### Task requirements
Every entry must be copied word for word.

Items from a dataset:

-- -- --

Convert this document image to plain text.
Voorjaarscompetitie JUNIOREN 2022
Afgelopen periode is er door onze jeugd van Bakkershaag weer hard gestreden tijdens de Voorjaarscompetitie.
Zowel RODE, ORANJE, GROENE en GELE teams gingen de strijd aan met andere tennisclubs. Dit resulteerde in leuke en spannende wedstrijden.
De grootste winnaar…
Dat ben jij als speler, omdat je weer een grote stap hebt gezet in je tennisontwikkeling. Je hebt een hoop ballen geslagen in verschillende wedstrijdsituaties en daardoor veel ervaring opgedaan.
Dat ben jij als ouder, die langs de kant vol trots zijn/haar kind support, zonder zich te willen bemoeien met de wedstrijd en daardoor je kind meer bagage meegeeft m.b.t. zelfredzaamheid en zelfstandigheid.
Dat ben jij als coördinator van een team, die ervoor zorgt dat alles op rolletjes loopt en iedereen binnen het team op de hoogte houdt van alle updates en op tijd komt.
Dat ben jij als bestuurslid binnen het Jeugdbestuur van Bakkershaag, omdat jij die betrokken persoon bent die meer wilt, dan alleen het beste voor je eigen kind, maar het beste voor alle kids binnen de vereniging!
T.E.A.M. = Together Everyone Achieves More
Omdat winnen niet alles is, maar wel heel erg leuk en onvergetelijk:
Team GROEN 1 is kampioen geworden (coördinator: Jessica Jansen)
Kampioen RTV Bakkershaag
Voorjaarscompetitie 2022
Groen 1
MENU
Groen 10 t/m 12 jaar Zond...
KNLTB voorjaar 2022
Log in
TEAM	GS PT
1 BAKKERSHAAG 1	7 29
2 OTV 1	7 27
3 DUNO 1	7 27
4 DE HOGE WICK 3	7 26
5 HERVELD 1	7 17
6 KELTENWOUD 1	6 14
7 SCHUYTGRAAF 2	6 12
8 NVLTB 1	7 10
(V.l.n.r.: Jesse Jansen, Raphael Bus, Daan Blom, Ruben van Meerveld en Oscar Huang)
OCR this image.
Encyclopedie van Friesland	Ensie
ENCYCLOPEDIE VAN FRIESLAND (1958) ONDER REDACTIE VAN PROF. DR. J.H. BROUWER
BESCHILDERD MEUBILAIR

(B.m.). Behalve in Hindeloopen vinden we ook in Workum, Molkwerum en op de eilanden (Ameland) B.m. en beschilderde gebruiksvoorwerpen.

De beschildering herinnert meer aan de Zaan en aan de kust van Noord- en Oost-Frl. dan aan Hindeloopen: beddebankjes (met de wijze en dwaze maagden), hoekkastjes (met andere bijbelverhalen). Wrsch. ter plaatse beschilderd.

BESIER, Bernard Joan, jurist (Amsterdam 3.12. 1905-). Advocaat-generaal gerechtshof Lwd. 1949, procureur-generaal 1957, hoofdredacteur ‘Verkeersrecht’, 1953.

-- -- --

### Final result
Convert this document image to plain text.
Voorjaarscompetitie JUNIOREN 2022
Afgelopen periode is er door onze jeugd van Bakkershaag weer hard gestreden tijdens de Voorjaarscompetitie.
Zowel RODE, ORANJE, GROENE en GELE teams gingen de strijd aan met andere tennisclubs. Dit resulteerde in leuke en spannende wedstrijden.
De grootste winnaar…
Dat ben jij als speler, omdat je weer een grote stap hebt gezet in je tennisontwikkeling. Je hebt een hoop ballen geslagen in verschillende wedstrijdsituaties en daardoor veel ervaring opgedaan.
Dat ben jij als ouder, die langs de kant vol trots zijn/haar kind support, zonder zich te willen bemoeien met de wedstrijd en daardoor je kind meer bagage meegeeft m.b.t. zelfredzaamheid en zelfstandigheid.
Dat ben jij als coördinator van een team, die ervoor zorgt dat alles op rolletjes loopt en iedereen binnen het team op de hoogte houdt van alle updates en op tijd komt.
Dat ben jij als bestuurslid binnen het Jeugdbestuur van Bakkershaag, omdat jij die betrokken persoon bent die meer wilt, dan alleen het beste voor je eigen kind, maar het beste voor alle kids binnen de vereniging!
T.E.A.M. = Together Everyone Achieves More
Omdat winnen niet alles is, maar wel heel erg leuk en onvergetelijk:
Team GROEN 1 is kampioen geworden (coördinator: Jessica Jansen)
Kampioen RTV Bakkershaag
Voorjaarscompetitie 2022
Groen 1
MENU
Groen 10 t/m 12 jaar Zond...
KNLTB voorjaar 2022
Log in
TEAM	GS PT
1 BAKKERSHAAG 1	7 29
2 OTV 1	7 27
3 DUNO 1	7 27
4 DE HOGE WICK 3	7 26
5 HERVELD 1	7 17
6 KELTENWOUD 1	6 14
7 SCHUYTGRAAF 2	6 12
8 NVLTB 1	7 10
(V.l.n.r.: Jesse Jansen, Raphael Bus, Daan Blom, Ruben van Meerveld en Oscar Huang)
OCR this image.
Encyclopedie van Friesland	Ensie
ENCYCLOPEDIE VAN FRIESLAND (1958) ONDER REDACTIE VAN PROF. DR. J.H. BROUWER
BESCHILDERD MEUBILAIR

(B.m.). Behalve in Hindeloopen vinden we ook in Workum, Molkwerum en op de eilanden (Ameland) B.m. en beschilderde gebruiksvoorwerpen.

De beschildering herinnert meer aan de Zaan en aan de kust van Noord- en Oost-Frl. dan aan Hindeloopen: beddebankjes (met de wijze en dwaze maagden), hoekkastjes (met andere bijbelverhalen). Wrsch. ter plaatse beschilderd.

BESIER, Bernard Joan, jurist (Amsterdam 3.12. 1905-). Advocaat-generaal gerechtshof Lwd. 1949, procureur-generaal 1957, hoofdredacteur ‘Verkeersrecht’, 1953.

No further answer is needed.